++++ Provided data ++++

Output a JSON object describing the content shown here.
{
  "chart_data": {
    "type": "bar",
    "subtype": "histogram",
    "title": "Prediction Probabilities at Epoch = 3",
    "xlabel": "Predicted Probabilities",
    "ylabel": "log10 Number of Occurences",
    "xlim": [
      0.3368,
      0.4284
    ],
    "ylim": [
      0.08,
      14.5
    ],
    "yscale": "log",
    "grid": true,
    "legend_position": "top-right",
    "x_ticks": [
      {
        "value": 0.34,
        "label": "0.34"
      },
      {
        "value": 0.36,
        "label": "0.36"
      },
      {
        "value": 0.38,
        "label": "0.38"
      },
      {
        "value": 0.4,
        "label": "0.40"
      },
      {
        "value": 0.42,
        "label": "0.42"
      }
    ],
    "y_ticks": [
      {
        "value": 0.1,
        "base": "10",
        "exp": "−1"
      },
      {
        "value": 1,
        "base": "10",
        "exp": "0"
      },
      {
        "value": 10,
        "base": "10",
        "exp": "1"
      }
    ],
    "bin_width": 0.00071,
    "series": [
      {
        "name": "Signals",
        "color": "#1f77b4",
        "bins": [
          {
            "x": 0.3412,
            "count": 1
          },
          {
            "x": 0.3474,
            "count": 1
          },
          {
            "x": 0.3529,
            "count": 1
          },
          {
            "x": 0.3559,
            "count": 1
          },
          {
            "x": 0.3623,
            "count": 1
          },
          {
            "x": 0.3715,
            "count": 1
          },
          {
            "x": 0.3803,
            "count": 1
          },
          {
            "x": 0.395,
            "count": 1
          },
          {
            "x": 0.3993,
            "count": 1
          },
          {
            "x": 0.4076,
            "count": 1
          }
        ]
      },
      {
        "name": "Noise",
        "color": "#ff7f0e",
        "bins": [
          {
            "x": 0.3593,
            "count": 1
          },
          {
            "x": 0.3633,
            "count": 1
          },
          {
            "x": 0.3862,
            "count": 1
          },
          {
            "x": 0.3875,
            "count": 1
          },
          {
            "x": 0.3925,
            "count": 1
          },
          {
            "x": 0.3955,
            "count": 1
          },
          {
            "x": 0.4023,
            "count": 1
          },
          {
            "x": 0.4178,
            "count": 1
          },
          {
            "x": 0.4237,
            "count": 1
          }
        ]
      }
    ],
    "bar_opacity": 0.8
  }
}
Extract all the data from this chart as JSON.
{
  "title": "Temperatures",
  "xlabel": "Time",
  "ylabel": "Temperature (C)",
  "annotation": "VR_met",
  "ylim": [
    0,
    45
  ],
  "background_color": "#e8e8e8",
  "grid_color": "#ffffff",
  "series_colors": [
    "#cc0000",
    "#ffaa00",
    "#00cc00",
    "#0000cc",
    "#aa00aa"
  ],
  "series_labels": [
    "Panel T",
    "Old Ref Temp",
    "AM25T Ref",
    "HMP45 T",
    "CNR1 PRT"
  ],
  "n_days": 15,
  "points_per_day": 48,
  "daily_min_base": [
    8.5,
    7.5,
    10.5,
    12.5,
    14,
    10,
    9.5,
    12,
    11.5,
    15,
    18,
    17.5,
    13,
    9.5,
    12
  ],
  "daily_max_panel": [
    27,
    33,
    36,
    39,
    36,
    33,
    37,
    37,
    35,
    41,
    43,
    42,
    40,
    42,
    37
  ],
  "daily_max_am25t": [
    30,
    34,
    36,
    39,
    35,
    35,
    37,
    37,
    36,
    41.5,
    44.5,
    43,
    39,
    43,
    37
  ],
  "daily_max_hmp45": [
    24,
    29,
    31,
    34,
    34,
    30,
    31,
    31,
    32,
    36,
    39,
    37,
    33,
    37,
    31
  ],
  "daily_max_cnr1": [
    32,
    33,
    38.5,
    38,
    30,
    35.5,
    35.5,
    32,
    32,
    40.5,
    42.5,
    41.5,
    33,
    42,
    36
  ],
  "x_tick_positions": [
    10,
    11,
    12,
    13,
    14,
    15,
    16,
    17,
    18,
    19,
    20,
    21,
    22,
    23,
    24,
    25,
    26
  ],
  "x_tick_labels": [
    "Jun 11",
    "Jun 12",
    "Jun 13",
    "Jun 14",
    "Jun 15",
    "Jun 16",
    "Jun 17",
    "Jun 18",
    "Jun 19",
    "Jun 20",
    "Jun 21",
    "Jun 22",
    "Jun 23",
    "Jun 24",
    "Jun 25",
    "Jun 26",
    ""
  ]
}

++++

Output all of the data above without any alteration.

Output a JSON object describing the content shown here.
{
  "chart_data": {
    "type": "bar",
    "subtype": "histogram",
    "title": "Prediction Probabilities at Epoch = 3",
    "xlabel": "Predicted Probabilities",
    "ylabel": "log10 Number of Occurences",
    "xlim": [
      0.3368,
      0.4284
    ],
    "ylim": [
      0.08,
      14.5
    ],
    "yscale": "log",
    "grid": true,
    "legend_position": "top-right",
    "x_ticks": [
      {
        "value": 0.34,
        "label": "0.34"
      },
      {
        "value": 0.36,
        "label": "0.36"
      },
      {
        "value": 0.38,
        "label": "0.38"
      },
      {
        "value": 0.4,
        "label": "0.40"
      },
      {
        "value": 0.42,
        "label": "0.42"
      }
    ],
    "y_ticks": [
      {
        "value": 0.1,
        "base": "10",
        "exp": "−1"
      },
      {
        "value": 1,
        "base": "10",
        "exp": "0"
      },
      {
        "value": 10,
        "base": "10",
        "exp": "1"
      }
    ],
    "bin_width": 0.00071,
    "series": [
      {
        "name": "Signals",
        "color": "#1f77b4",
        "bins": [
          {
            "x": 0.3412,
            "count": 1
          },
          {
            "x": 0.3474,
            "count": 1
          },
          {
            "x": 0.3529,
            "count": 1
          },
          {
            "x": 0.3559,
            "count": 1
          },
          {
            "x": 0.3623,
            "count": 1
          },
          {
            "x": 0.3715,
            "count": 1
          },
          {
            "x": 0.3803,
            "count": 1
          },
          {
            "x": 0.395,
            "count": 1
          },
          {
            "x": 0.3993,
            "count": 1
          },
          {
            "x": 0.4076,
            "count": 1
          }
        ]
      },
      {
        "name": "Noise",
        "color": "#ff7f0e",
        "bins": [
          {
            "x": 0.3593,
            "count": 1
          },
          {
            "x": 0.3633,
            "count": 1
          },
          {
            "x": 0.3862,
            "count": 1
          },
          {
            "x": 0.3875,
            "count": 1
          },
          {
            "x": 0.3925,
            "count": 1
          },
          {
            "x": 0.3955,
            "count": 1
          },
          {
            "x": 0.4023,
            "count": 1
          },
          {
            "x": 0.4178,
            "count": 1
          },
          {
            "x": 0.4237,
            "count": 1
          }
        ]
      }
    ],
    "bar_opacity": 0.8
  }
}
Extract all the data from this chart as JSON.
{
  "title": "Temperatures",
  "xlabel": "Time",
  "ylabel": "Temperature (C)",
  "annotation": "VR_met",
  "ylim": [
    0,
    45
  ],
  "background_color": "#e8e8e8",
  "grid_color": "#ffffff",
  "series_colors": [
    "#cc0000",
    "#ffaa00",
    "#00cc00",
    "#0000cc",
    "#aa00aa"
  ],
  "series_labels": [
    "Panel T",
    "Old Ref Temp",
    "AM25T Ref",
    "HMP45 T",
    "CNR1 PRT"
  ],
  "n_days": 15,
  "points_per_day": 48,
  "daily_min_base": [
    8.5,
    7.5,
    10.5,
    12.5,
    14,
    10,
    9.5,
    12,
    11.5,
    15,
    18,
    17.5,
    13,
    9.5,
    12
  ],
  "daily_max_panel": [
    27,
    33,
    36,
    39,
    36,
    33,
    37,
    37,
    35,
    41,
    43,
    42,
    40,
    42,
    37
  ],
  "daily_max_am25t": [
    30,
    34,
    36,
    39,
    35,
    35,
    37,
    37,
    36,
    41.5,
    44.5,
    43,
    39,
    43,
    37
  ],
  "daily_max_hmp45": [
    24,
    29,
    31,
    34,
    34,
    30,
    31,
    31,
    32,
    36,
    39,
    37,
    33,
    37,
    31
  ],
  "daily_max_cnr1": [
    32,
    33,
    38.5,
    38,
    30,
    35.5,
    35.5,
    32,
    32,
    40.5,
    42.5,
    41.5,
    33,
    42,
    36
  ],
  "x_tick_positions": [
    10,
    11,
    12,
    13,
    14,
    15,
    16,
    17,
    18,
    19,
    20,
    21,
    22,
    23,
    24,
    25,
    26
  ],
  "x_tick_labels": [
    "Jun 11",
    "Jun 12",
    "Jun 13",
    "Jun 14",
    "Jun 15",
    "Jun 16",
    "Jun 17",
    "Jun 18",
    "Jun 19",
    "Jun 20",
    "Jun 21",
    "Jun 22",
    "Jun 23",
    "Jun 24",
    "Jun 25",
    "Jun 26",
    ""
  ]
}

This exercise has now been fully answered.